**Exercise requirements**
Copy out each line that includes the word "sampling".

**Dataset records**
────

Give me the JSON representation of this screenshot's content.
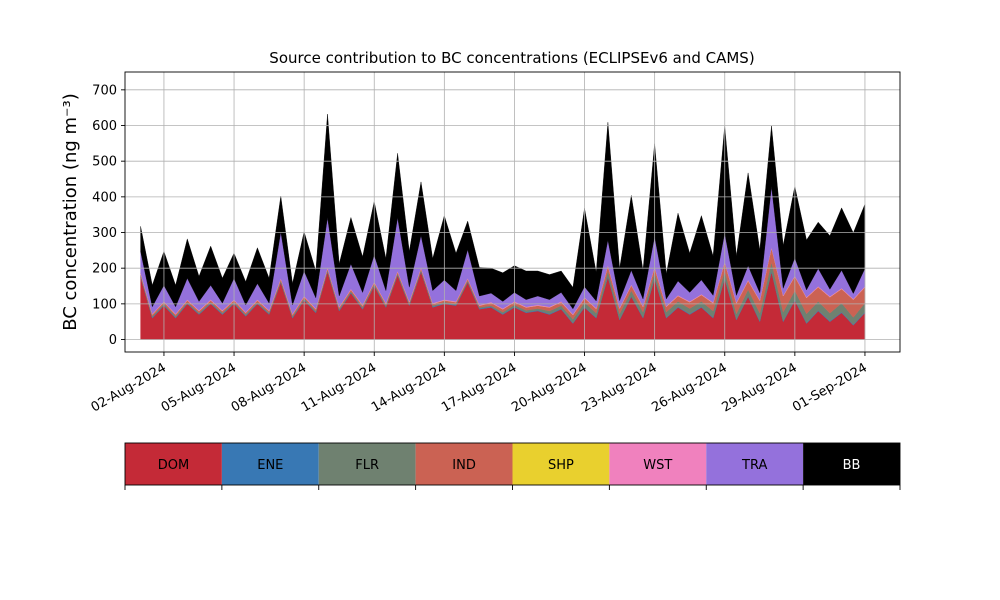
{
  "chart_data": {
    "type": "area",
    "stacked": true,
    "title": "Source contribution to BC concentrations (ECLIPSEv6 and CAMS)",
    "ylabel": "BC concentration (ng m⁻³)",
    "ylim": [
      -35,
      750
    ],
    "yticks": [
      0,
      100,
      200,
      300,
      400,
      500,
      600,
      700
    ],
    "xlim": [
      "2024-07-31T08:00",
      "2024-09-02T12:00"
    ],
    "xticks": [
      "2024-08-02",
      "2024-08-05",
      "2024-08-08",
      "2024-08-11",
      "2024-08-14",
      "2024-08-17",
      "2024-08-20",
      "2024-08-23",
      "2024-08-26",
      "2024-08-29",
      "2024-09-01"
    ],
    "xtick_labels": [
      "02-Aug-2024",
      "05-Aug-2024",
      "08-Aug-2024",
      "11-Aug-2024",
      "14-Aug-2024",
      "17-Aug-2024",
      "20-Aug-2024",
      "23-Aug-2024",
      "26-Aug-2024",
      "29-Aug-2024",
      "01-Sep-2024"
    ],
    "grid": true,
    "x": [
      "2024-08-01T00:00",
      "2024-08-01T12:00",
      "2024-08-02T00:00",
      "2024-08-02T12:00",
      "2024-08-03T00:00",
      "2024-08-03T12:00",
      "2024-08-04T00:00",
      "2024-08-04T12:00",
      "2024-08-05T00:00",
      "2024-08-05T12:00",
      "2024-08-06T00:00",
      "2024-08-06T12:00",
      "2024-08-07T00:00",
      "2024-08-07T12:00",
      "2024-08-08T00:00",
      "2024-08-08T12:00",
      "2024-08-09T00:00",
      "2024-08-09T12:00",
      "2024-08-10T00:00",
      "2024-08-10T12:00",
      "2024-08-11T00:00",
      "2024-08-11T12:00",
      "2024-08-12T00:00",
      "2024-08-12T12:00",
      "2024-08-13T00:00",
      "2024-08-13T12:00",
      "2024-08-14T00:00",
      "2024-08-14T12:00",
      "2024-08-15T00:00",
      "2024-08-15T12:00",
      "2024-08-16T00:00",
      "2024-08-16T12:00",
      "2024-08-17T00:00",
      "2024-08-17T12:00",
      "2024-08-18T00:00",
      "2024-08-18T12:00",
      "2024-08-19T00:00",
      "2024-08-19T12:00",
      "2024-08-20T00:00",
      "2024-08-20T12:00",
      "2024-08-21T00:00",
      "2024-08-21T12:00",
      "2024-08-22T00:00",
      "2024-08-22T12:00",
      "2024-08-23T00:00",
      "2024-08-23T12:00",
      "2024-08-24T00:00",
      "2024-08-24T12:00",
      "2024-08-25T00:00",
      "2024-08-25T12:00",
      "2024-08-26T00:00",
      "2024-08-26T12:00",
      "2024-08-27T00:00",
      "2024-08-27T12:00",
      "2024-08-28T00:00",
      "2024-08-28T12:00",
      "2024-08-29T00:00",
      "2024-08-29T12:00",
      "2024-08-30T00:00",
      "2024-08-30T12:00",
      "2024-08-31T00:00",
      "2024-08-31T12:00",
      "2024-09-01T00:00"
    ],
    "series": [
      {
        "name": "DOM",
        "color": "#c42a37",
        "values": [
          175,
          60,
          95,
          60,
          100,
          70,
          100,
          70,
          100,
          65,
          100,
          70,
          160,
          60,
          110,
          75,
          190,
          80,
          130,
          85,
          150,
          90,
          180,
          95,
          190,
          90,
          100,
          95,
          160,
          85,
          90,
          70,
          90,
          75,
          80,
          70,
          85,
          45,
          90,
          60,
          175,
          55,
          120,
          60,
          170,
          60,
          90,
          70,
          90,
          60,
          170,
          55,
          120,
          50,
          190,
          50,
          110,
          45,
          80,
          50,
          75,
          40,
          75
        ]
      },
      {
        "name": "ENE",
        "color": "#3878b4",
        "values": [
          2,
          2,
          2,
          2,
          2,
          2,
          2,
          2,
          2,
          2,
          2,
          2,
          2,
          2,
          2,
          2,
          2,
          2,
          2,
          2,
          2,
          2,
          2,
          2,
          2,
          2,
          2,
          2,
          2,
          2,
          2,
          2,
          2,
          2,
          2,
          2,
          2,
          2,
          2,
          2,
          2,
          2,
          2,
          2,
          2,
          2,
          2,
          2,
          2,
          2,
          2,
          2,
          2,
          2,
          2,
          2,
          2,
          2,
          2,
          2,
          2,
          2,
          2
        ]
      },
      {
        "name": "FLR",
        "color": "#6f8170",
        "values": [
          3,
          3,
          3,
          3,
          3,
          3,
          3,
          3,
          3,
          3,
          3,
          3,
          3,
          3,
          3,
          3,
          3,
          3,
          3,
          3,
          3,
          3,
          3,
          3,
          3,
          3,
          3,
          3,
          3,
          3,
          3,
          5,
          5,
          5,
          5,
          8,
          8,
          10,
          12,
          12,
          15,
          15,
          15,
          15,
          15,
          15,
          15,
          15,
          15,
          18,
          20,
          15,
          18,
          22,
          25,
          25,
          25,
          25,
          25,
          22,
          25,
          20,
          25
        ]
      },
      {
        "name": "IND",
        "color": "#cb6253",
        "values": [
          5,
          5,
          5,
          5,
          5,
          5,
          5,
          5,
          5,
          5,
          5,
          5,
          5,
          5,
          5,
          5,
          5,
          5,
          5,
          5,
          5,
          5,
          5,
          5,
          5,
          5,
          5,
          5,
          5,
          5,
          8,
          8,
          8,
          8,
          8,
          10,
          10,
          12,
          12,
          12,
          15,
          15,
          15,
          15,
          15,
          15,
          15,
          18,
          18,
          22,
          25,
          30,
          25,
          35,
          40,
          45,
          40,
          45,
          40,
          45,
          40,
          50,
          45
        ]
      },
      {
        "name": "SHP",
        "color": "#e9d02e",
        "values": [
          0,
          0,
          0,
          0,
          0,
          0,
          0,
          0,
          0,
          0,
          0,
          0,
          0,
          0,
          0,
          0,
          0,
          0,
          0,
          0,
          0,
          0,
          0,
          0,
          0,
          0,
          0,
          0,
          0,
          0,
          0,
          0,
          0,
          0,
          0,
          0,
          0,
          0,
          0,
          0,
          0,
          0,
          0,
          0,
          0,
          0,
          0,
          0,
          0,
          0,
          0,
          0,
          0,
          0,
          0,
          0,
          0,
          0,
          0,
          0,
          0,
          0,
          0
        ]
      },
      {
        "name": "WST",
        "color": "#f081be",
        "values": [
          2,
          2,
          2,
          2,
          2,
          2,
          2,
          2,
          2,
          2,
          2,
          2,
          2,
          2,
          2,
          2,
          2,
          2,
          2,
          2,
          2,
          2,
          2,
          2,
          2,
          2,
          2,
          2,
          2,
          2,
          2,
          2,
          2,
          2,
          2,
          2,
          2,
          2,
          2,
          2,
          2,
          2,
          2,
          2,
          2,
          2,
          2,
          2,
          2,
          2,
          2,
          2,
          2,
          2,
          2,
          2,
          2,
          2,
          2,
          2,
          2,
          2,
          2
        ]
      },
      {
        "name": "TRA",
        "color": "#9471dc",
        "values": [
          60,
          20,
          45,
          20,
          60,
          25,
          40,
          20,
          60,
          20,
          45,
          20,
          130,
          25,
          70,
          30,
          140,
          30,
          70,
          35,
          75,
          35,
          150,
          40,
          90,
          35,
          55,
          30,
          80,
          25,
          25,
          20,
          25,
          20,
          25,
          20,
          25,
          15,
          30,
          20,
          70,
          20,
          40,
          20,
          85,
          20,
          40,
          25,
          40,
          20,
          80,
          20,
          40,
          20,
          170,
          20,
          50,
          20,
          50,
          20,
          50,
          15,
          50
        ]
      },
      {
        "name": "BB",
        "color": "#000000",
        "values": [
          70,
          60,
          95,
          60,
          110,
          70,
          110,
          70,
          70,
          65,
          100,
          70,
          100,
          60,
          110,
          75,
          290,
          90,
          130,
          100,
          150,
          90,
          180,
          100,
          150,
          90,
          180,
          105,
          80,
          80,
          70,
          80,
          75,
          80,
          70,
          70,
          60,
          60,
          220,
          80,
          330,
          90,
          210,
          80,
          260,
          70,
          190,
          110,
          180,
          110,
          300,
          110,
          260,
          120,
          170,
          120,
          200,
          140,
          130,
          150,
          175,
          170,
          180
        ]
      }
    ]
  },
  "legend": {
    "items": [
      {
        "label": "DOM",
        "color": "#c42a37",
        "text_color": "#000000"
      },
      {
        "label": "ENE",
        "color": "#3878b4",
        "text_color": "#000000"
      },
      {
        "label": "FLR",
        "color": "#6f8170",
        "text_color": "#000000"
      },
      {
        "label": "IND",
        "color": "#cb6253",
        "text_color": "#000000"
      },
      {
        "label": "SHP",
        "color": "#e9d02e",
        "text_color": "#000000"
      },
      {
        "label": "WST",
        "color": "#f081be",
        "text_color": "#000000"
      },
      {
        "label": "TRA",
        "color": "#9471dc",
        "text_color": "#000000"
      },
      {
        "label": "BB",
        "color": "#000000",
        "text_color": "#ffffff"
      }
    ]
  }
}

────

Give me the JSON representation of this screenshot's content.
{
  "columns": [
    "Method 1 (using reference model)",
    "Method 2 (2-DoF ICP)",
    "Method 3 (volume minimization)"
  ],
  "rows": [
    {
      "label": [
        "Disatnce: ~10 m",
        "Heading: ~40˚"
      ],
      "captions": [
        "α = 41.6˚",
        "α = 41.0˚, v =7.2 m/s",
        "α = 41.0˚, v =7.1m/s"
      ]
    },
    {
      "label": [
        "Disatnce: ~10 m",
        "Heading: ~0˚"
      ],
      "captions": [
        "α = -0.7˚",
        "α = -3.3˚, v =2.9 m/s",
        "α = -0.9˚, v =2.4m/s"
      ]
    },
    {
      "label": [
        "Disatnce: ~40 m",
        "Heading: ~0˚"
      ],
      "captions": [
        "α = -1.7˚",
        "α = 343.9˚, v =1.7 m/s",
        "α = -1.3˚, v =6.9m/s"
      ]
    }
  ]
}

────

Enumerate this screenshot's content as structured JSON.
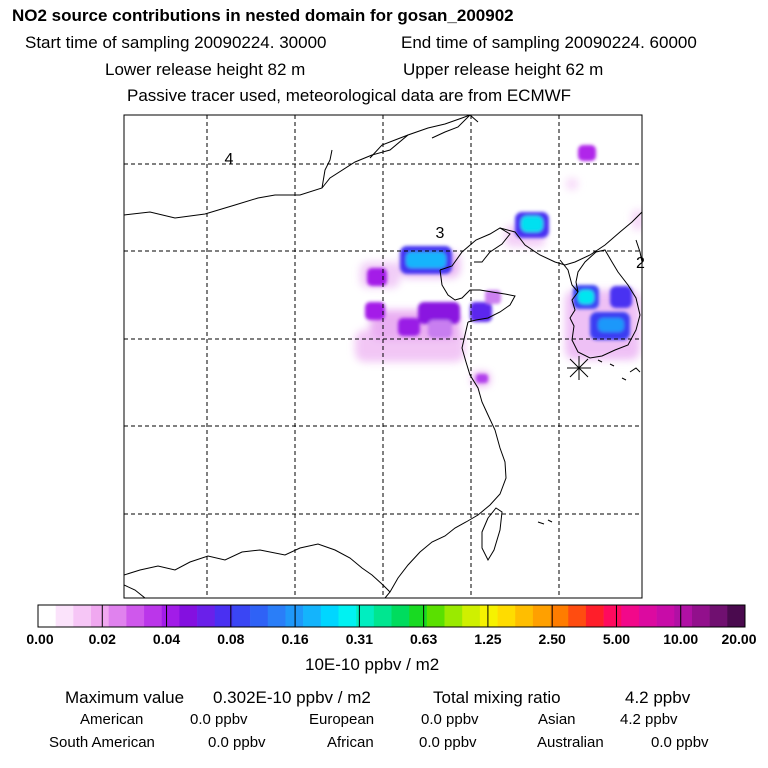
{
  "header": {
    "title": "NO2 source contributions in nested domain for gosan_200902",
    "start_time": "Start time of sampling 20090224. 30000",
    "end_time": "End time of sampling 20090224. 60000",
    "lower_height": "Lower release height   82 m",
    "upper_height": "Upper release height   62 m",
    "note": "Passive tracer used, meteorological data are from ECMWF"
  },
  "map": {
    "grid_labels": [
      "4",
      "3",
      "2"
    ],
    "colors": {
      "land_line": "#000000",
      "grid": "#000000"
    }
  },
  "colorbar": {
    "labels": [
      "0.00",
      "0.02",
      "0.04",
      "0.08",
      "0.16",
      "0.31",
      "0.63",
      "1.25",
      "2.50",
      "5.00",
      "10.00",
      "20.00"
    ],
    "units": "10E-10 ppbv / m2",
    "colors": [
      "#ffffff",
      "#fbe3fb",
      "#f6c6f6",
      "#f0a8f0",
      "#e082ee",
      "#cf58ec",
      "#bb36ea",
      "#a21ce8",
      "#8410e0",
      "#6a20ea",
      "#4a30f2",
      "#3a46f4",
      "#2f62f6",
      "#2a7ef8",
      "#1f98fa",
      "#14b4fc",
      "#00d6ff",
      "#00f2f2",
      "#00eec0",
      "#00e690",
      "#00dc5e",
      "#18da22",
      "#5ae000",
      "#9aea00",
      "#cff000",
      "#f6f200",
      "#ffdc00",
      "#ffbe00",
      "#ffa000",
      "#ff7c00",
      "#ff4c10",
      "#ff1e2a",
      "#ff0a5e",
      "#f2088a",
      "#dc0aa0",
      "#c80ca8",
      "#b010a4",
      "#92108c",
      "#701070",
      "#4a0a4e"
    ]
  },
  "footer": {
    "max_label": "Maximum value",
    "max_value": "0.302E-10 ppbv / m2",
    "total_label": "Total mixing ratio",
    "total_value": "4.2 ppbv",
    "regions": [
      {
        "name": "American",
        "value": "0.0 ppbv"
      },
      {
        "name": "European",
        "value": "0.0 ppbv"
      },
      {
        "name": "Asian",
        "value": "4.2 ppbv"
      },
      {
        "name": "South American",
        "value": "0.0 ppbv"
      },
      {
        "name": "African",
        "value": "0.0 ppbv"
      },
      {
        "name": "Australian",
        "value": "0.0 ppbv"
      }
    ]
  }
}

────

**The answer**
    "start_time": "Start time of sampling 20090224. 30000",
    "end_time": "End time of sampling 20090224. 60000",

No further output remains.